▸ RECORDED DATA
◆ ◆ ◆ ◆ ◆ ◆ ◆

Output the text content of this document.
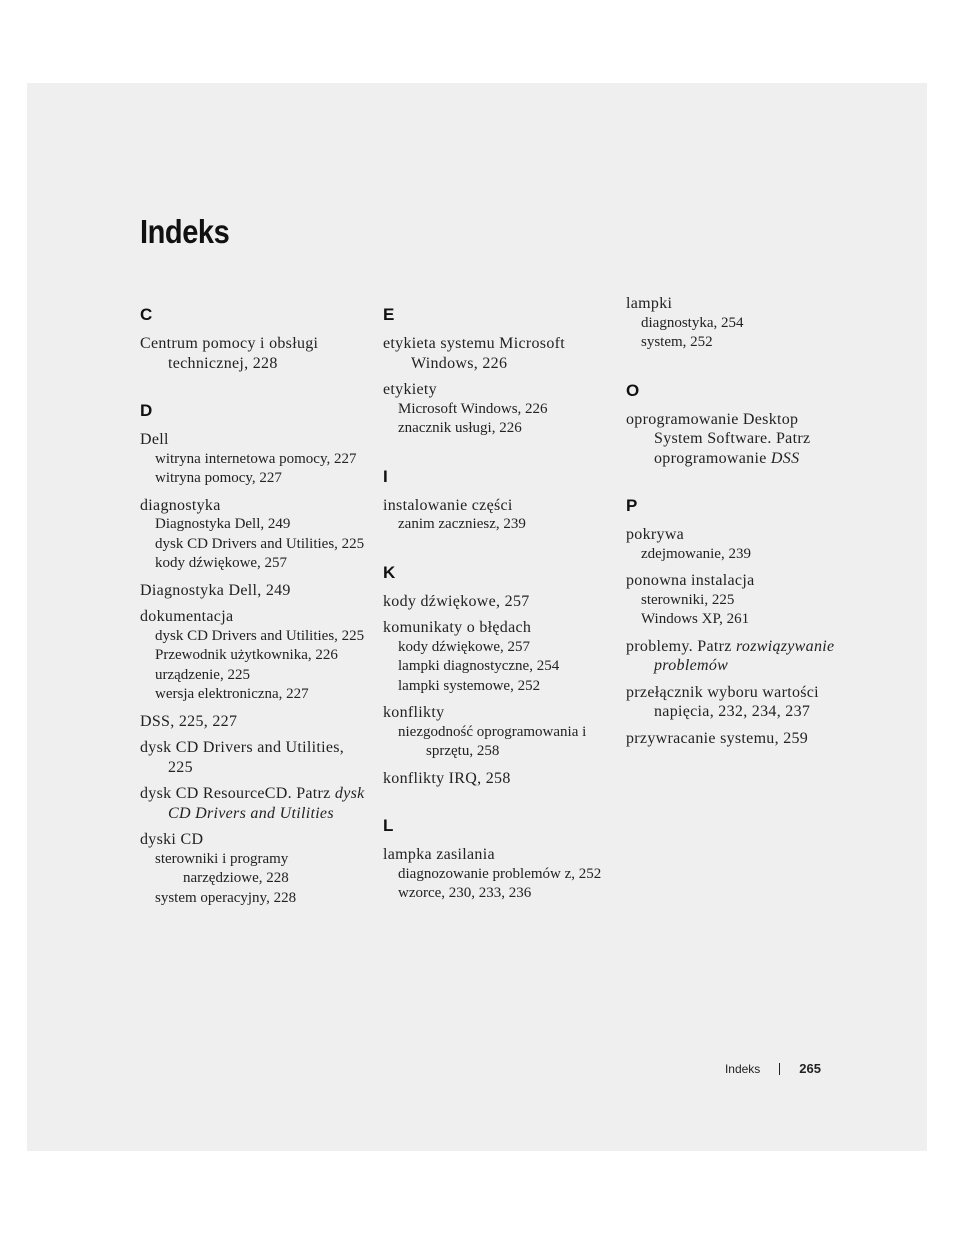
Indeks
C
Centrum pomocy i obsługi technicznej, 228
D
Dell
witryna internetowa pomocy, 227
witryna pomocy, 227
diagnostyka
Diagnostyka Dell, 249
dysk CD Drivers and Utilities, 225
kody dźwiękowe, 257
Diagnostyka Dell, 249
dokumentacja
dysk CD Drivers and Utilities, 225
Przewodnik użytkownika, 226
urządzenie, 225
wersja elektroniczna, 227
DSS, 225, 227
dysk CD Drivers and Utilities, 225
dysk CD ResourceCD. Patrz dysk CD Drivers and Utilities
dyski CD
sterowniki i programy narzędziowe, 228
system operacyjny, 228
E
etykieta systemu Microsoft Windows, 226
etykiety
Microsoft Windows, 226
znacznik usługi, 226
I
instalowanie części
zanim zaczniesz, 239
K
kody dźwiękowe, 257
komunikaty o błędach
kody dźwiękowe, 257
lampki diagnostyczne, 254
lampki systemowe, 252
konflikty
niezgodność oprogramowania i sprzętu, 258
konflikty IRQ, 258
L
lampka zasilania
diagnozowanie problemów z, 252
wzorce, 230, 233, 236
lampki
diagnostyka, 254
system, 252
O
oprogramowanie Desktop System Software. Patrz oprogramowanie DSS
P
pokrywa
zdejmowanie, 239
ponowna instalacja
sterowniki, 225
Windows XP, 261
problemy. Patrz rozwiązywanie problemów
przełącznik wyboru wartości napięcia, 232, 234, 237
przywracanie systemu, 259
Indeks	265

◆ ◆ ◆ ◆ ◆ ◆ ◆

▸ SET EXERCISE
Only a number is wanted: how many lines of the data above contain "Patrz"?

▸ ANSWER IN FULL
3